▶ _Goal_: Skip the pictures and quote all of the lines exactly.

** begin Record excerpts **

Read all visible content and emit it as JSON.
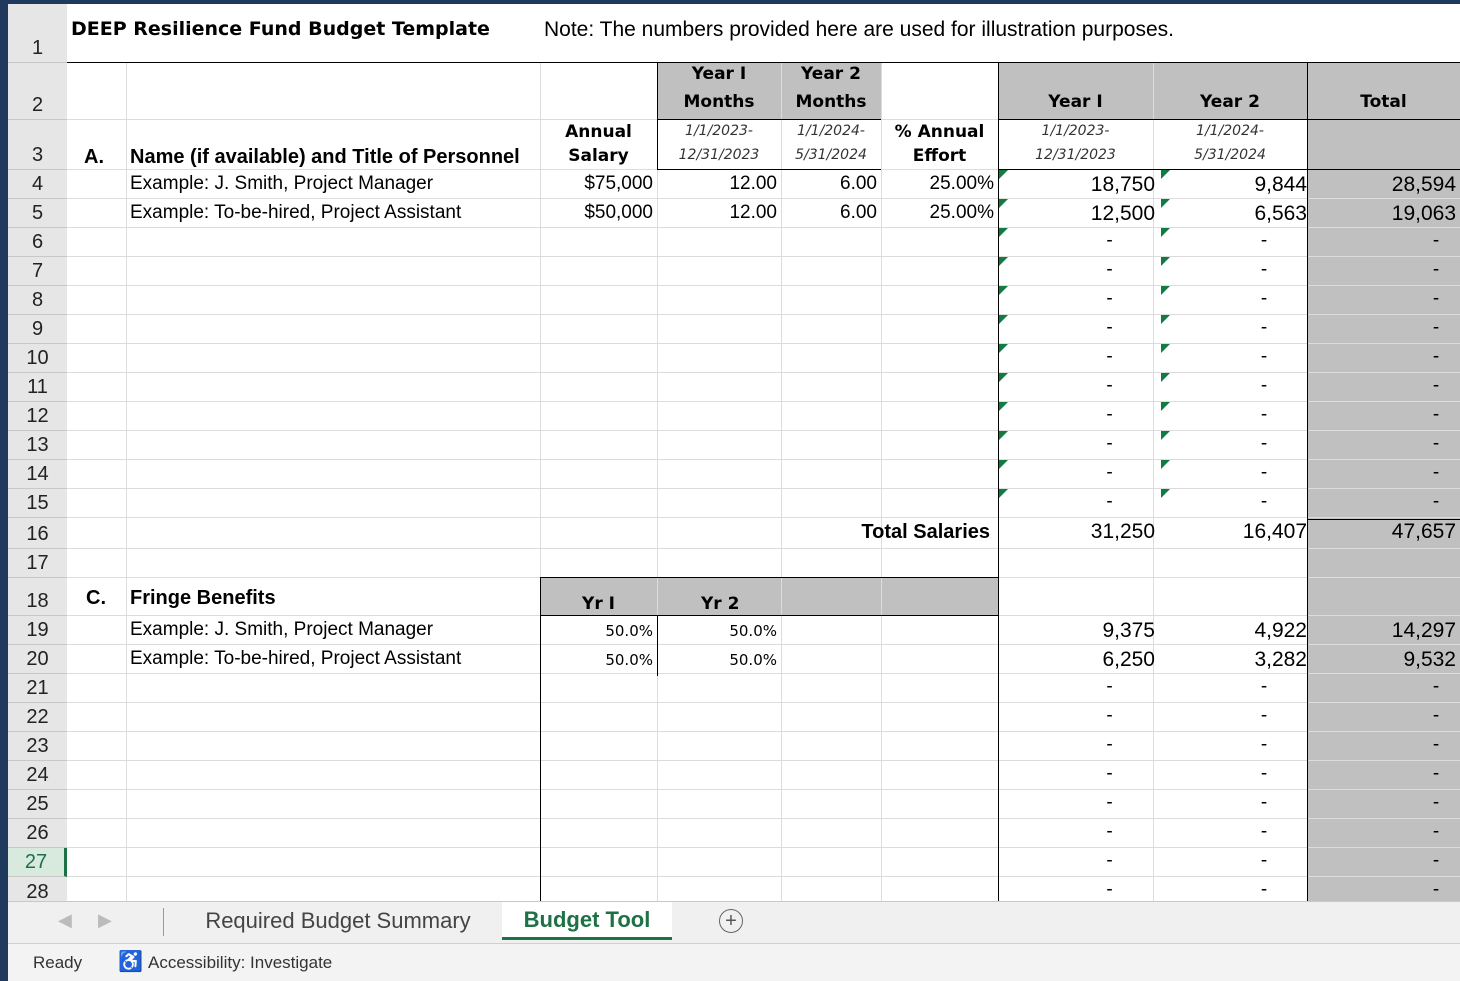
{
  "header": {
    "title": "DEEP Resilience Fund Budget Template",
    "note": "Note: The numbers provided here are used for illustration purposes."
  },
  "columns": {
    "year1_months_l1": "Year I",
    "year1_months_l2": "Months",
    "year2_months_l1": "Year 2",
    "year2_months_l2": "Months",
    "year1": "Year I",
    "year2": "Year 2",
    "total": "Total",
    "annual_salary_l1": "Annual",
    "annual_salary_l2": "Salary",
    "period1_l1": "1/1/2023-",
    "period1_l2": "12/31/2023",
    "period2_l1": "1/1/2024-",
    "period2_l2": "5/31/2024",
    "effort_l1": "% Annual",
    "effort_l2": "Effort"
  },
  "section_a": {
    "letter": "A.",
    "heading": "Name (if available) and Title of Personnel",
    "rows": [
      {
        "name": "Example: J. Smith, Project Manager",
        "salary": "$75,000",
        "m1": "12.00",
        "m2": "6.00",
        "effort": "25.00%",
        "y1": "18,750",
        "y2": "9,844",
        "total": "28,594"
      },
      {
        "name": "Example: To-be-hired, Project Assistant",
        "salary": "$50,000",
        "m1": "12.00",
        "m2": "6.00",
        "effort": "25.00%",
        "y1": "12,500",
        "y2": "6,563",
        "total": "19,063"
      }
    ],
    "dash": "-",
    "total_label": "Total Salaries",
    "total_y1": "31,250",
    "total_y2": "16,407",
    "total_all": "47,657"
  },
  "section_c": {
    "letter": "C.",
    "heading": "Fringe Benefits",
    "yr1": "Yr I",
    "yr2": "Yr 2",
    "rows": [
      {
        "name": "Example: J. Smith, Project Manager",
        "r1": "50.0%",
        "r2": "50.0%",
        "y1": "9,375",
        "y2": "4,922",
        "total": "14,297"
      },
      {
        "name": "Example: To-be-hired, Project Assistant",
        "r1": "50.0%",
        "r2": "50.0%",
        "y1": "6,250",
        "y2": "3,282",
        "total": "9,532"
      }
    ]
  },
  "row_numbers": [
    "1",
    "2",
    "3",
    "4",
    "5",
    "6",
    "7",
    "8",
    "9",
    "10",
    "11",
    "12",
    "13",
    "14",
    "15",
    "16",
    "17",
    "18",
    "19",
    "20",
    "21",
    "22",
    "23",
    "24",
    "25",
    "26",
    "27",
    "28"
  ],
  "active_row": "27",
  "tabs": {
    "summary": "Required Budget Summary",
    "budget_tool": "Budget Tool",
    "add": "+"
  },
  "status": {
    "ready": "Ready",
    "accessibility": "Accessibility: Investigate"
  },
  "colors": {
    "header_gray": "#c0c0c0",
    "accent_green": "#1e7145",
    "error_triangle": "#107c41"
  }
}
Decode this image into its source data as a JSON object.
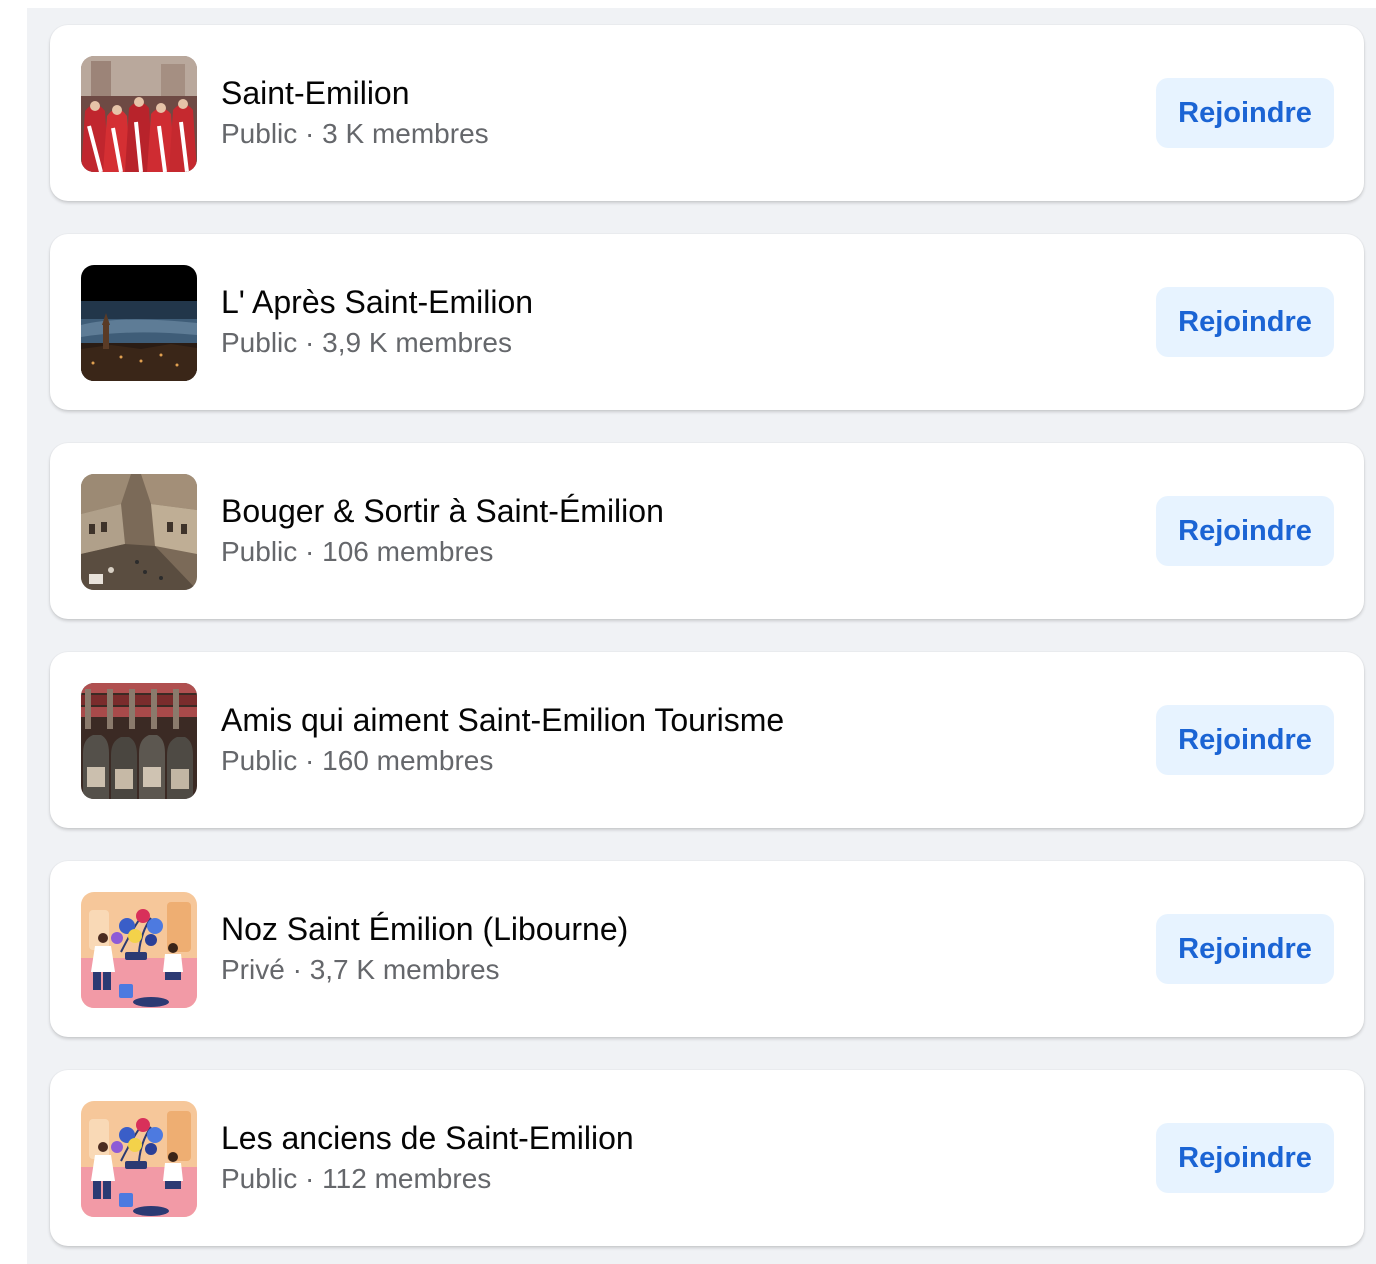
{
  "groups": [
    {
      "name": "Saint-Emilion",
      "privacy": "Public",
      "members": "3 K membres",
      "button_label": "Rejoindre",
      "thumbnail": "red-robed-procession-photo"
    },
    {
      "name": "L' Après Saint-Emilion",
      "privacy": "Public",
      "members": "3,9 K membres",
      "button_label": "Rejoindre",
      "thumbnail": "town-skyline-dusk-photo"
    },
    {
      "name": "Bouger & Sortir à Saint-Émilion",
      "privacy": "Public",
      "members": "106 membres",
      "button_label": "Rejoindre",
      "thumbnail": "old-town-square-photo"
    },
    {
      "name": "Amis qui aiment Saint-Emilion Tourisme",
      "privacy": "Public",
      "members": "160 membres",
      "button_label": "Rejoindre",
      "thumbnail": "wine-bottles-photo"
    },
    {
      "name": "Noz Saint Émilion (Libourne)",
      "privacy": "Privé",
      "members": "3,7 K membres",
      "button_label": "Rejoindre",
      "thumbnail": "default-group-illustration"
    },
    {
      "name": "Les anciens de Saint-Emilion",
      "privacy": "Public",
      "members": "112 membres",
      "button_label": "Rejoindre",
      "thumbnail": "default-group-illustration"
    }
  ],
  "meta_separator": " · ",
  "colors": {
    "background": "#f0f2f5",
    "card": "#ffffff",
    "title_text": "#050505",
    "meta_text": "#65676b",
    "button_bg": "#e7f3ff",
    "button_text": "#1b64d4"
  }
}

** end Record excerpts **

▶ _Written answer_:
Read all visible content and emit it as JSON.
{
  "header": {
    "title": "DEEP Resilience Fund Budget Template",
    "note": "Note: The numbers provided here are used for illustration purposes."
  },
  "columns": {
    "year1_months_l1": "Year I",
    "year1_months_l2": "Months",
    "year2_months_l1": "Year 2",
    "year2_months_l2": "Months",
    "year1": "Year I",
    "year2": "Year 2",
    "total": "Total",
    "annual_salary_l1": "Annual",
    "annual_salary_l2": "Salary",
    "period1_l1": "1/1/2023-",
    "period1_l2": "12/31/2023",
    "period2_l1": "1/1/2024-",
    "period2_l2": "5/31/2024",
    "effort_l1": "% Annual",
    "effort_l2": "Effort"
  },
  "section_a": {
    "letter": "A.",
    "heading": "Name (if available) and Title of Personnel",
    "rows": [
      {
        "name": "Example: J. Smith, Project Manager",
        "salary": "$75,000",
        "m1": "12.00",
        "m2": "6.00",
        "effort": "25.00%",
        "y1": "18,750",
        "y2": "9,844",
        "total": "28,594"
      },
      {
        "name": "Example: To-be-hired, Project Assistant",
        "salary": "$50,000",
        "m1": "12.00",
        "m2": "6.00",
        "effort": "25.00%",
        "y1": "12,500",
        "y2": "6,563",
        "total": "19,063"
      }
    ],
    "dash": "-",
    "total_label": "Total Salaries",
    "total_y1": "31,250",
    "total_y2": "16,407",
    "total_all": "47,657"
  },
  "section_c": {
    "letter": "C.",
    "heading": "Fringe Benefits",
    "yr1": "Yr I",
    "yr2": "Yr 2",
    "rows": [
      {
        "name": "Example: J. Smith, Project Manager",
        "r1": "50.0%",
        "r2": "50.0%",
        "y1": "9,375",
        "y2": "4,922",
        "total": "14,297"
      },
      {
        "name": "Example: To-be-hired, Project Assistant",
        "r1": "50.0%",
        "r2": "50.0%",
        "y1": "6,250",
        "y2": "3,282",
        "total": "9,532"
      }
    ]
  },
  "row_numbers": [
    "1",
    "2",
    "3",
    "4",
    "5",
    "6",
    "7",
    "8",
    "9",
    "10",
    "11",
    "12",
    "13",
    "14",
    "15",
    "16",
    "17",
    "18",
    "19",
    "20",
    "21",
    "22",
    "23",
    "24",
    "25",
    "26",
    "27",
    "28"
  ],
  "active_row": "27",
  "tabs": {
    "summary": "Required Budget Summary",
    "budget_tool": "Budget Tool",
    "add": "+"
  },
  "status": {
    "ready": "Ready",
    "accessibility": "Accessibility: Investigate"
  },
  "colors": {
    "header_gray": "#c0c0c0",
    "accent_green": "#1e7145",
    "error_triangle": "#107c41"
  }
}
Decode this image into its source data as a JSON object.
{
  "groups": [
    {
      "name": "Saint-Emilion",
      "privacy": "Public",
      "members": "3 K membres",
      "button_label": "Rejoindre",
      "thumbnail": "red-robed-procession-photo"
    },
    {
      "name": "L' Après Saint-Emilion",
      "privacy": "Public",
      "members": "3,9 K membres",
      "button_label": "Rejoindre",
      "thumbnail": "town-skyline-dusk-photo"
    },
    {
      "name": "Bouger & Sortir à Saint-Émilion",
      "privacy": "Public",
      "members": "106 membres",
      "button_label": "Rejoindre",
      "thumbnail": "old-town-square-photo"
    },
    {
      "name": "Amis qui aiment Saint-Emilion Tourisme",
      "privacy": "Public",
      "members": "160 membres",
      "button_label": "Rejoindre",
      "thumbnail": "wine-bottles-photo"
    },
    {
      "name": "Noz Saint Émilion (Libourne)",
      "privacy": "Privé",
      "members": "3,7 K membres",
      "button_label": "Rejoindre",
      "thumbnail": "default-group-illustration"
    },
    {
      "name": "Les anciens de Saint-Emilion",
      "privacy": "Public",
      "members": "112 membres",
      "button_label": "Rejoindre",
      "thumbnail": "default-group-illustration"
    }
  ],
  "meta_separator": " · ",
  "colors": {
    "background": "#f0f2f5",
    "card": "#ffffff",
    "title_text": "#050505",
    "meta_text": "#65676b",
    "button_bg": "#e7f3ff",
    "button_text": "#1b64d4"
  }
}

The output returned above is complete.